## BEGIN PROVIDED RECORDS
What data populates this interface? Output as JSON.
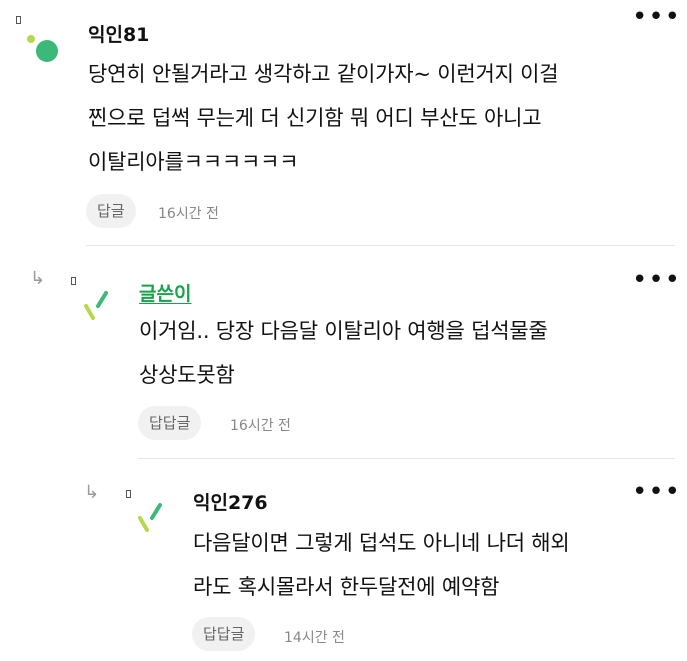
{
  "comments": [
    {
      "nickname": "익인81",
      "lines": [
        "당연히 안될거라고 생각하고 같이가자~ 이런거지 이걸",
        "찐으로 덥썩 무는게 더 신기함 뭐 어디 부산도 아니고",
        "이탈리아를ㅋㅋㅋㅋㅋㅋ"
      ],
      "reply_label": "답글",
      "time": "16시간 전",
      "more_label": "•••"
    },
    {
      "nickname": "글쓴이",
      "lines": [
        "이거임.. 당장 다음달 이탈리아 여행을 덥석물줄",
        "상상도못함"
      ],
      "reply_label": "답답글",
      "time": "16시간 전",
      "more_label": "•••"
    },
    {
      "nickname": "익인276",
      "lines": [
        "다음달이면 그렇게 덥석도 아니네 나더 해외",
        "라도 혹시몰라서 한두달전에 예약함"
      ],
      "reply_label": "답답글",
      "time": "14시간 전",
      "more_label": "•••"
    }
  ],
  "colors": {
    "author": "#1aa34a",
    "avatar_green": "#3cb878",
    "avatar_lime": "#b6d94c"
  }
}
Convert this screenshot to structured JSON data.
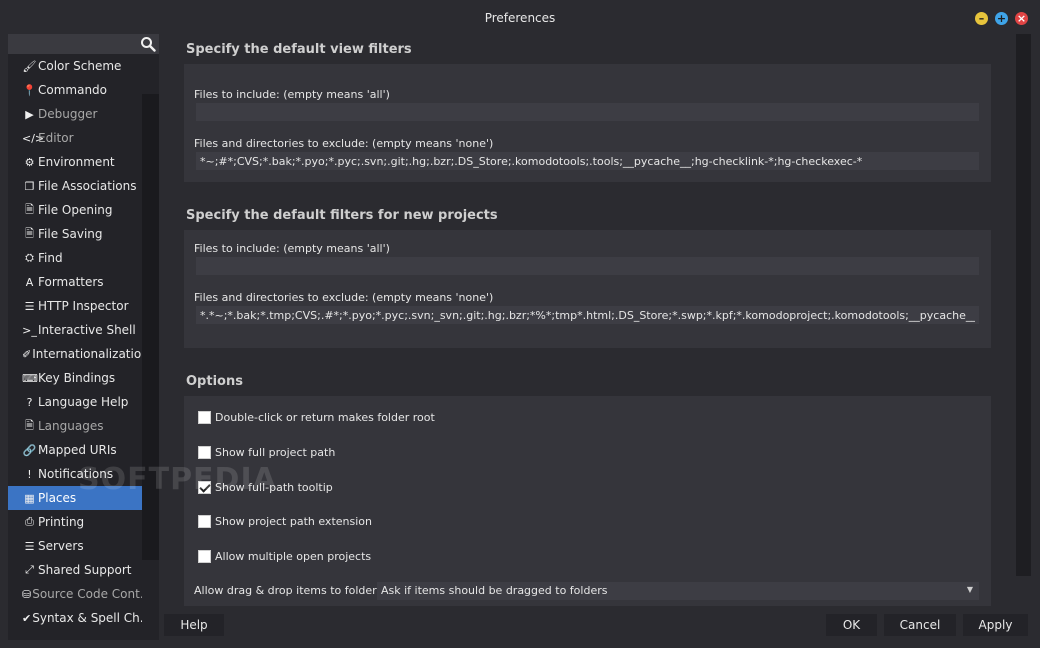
## END PROVIDED RECORDS
**THE TASK**: Each record above must be returned exactly as written, with its pictures omitted.

**REPLY**:
What data populates this interface? Output as JSON.
{
  "comments": [
    {
      "nickname": "익인81",
      "lines": [
        "당연히 안될거라고 생각하고 같이가자~ 이런거지 이걸",
        "찐으로 덥썩 무는게 더 신기함 뭐 어디 부산도 아니고",
        "이탈리아를ㅋㅋㅋㅋㅋㅋ"
      ],
      "reply_label": "답글",
      "time": "16시간 전",
      "more_label": "•••"
    },
    {
      "nickname": "글쓴이",
      "lines": [
        "이거임.. 당장 다음달 이탈리아 여행을 덥석물줄",
        "상상도못함"
      ],
      "reply_label": "답답글",
      "time": "16시간 전",
      "more_label": "•••"
    },
    {
      "nickname": "익인276",
      "lines": [
        "다음달이면 그렇게 덥석도 아니네 나더 해외",
        "라도 혹시몰라서 한두달전에 예약함"
      ],
      "reply_label": "답답글",
      "time": "14시간 전",
      "more_label": "•••"
    }
  ],
  "colors": {
    "author": "#1aa34a",
    "avatar_green": "#3cb878",
    "avatar_lime": "#b6d94c"
  }
}
Convert this screenshot to structured JSON data.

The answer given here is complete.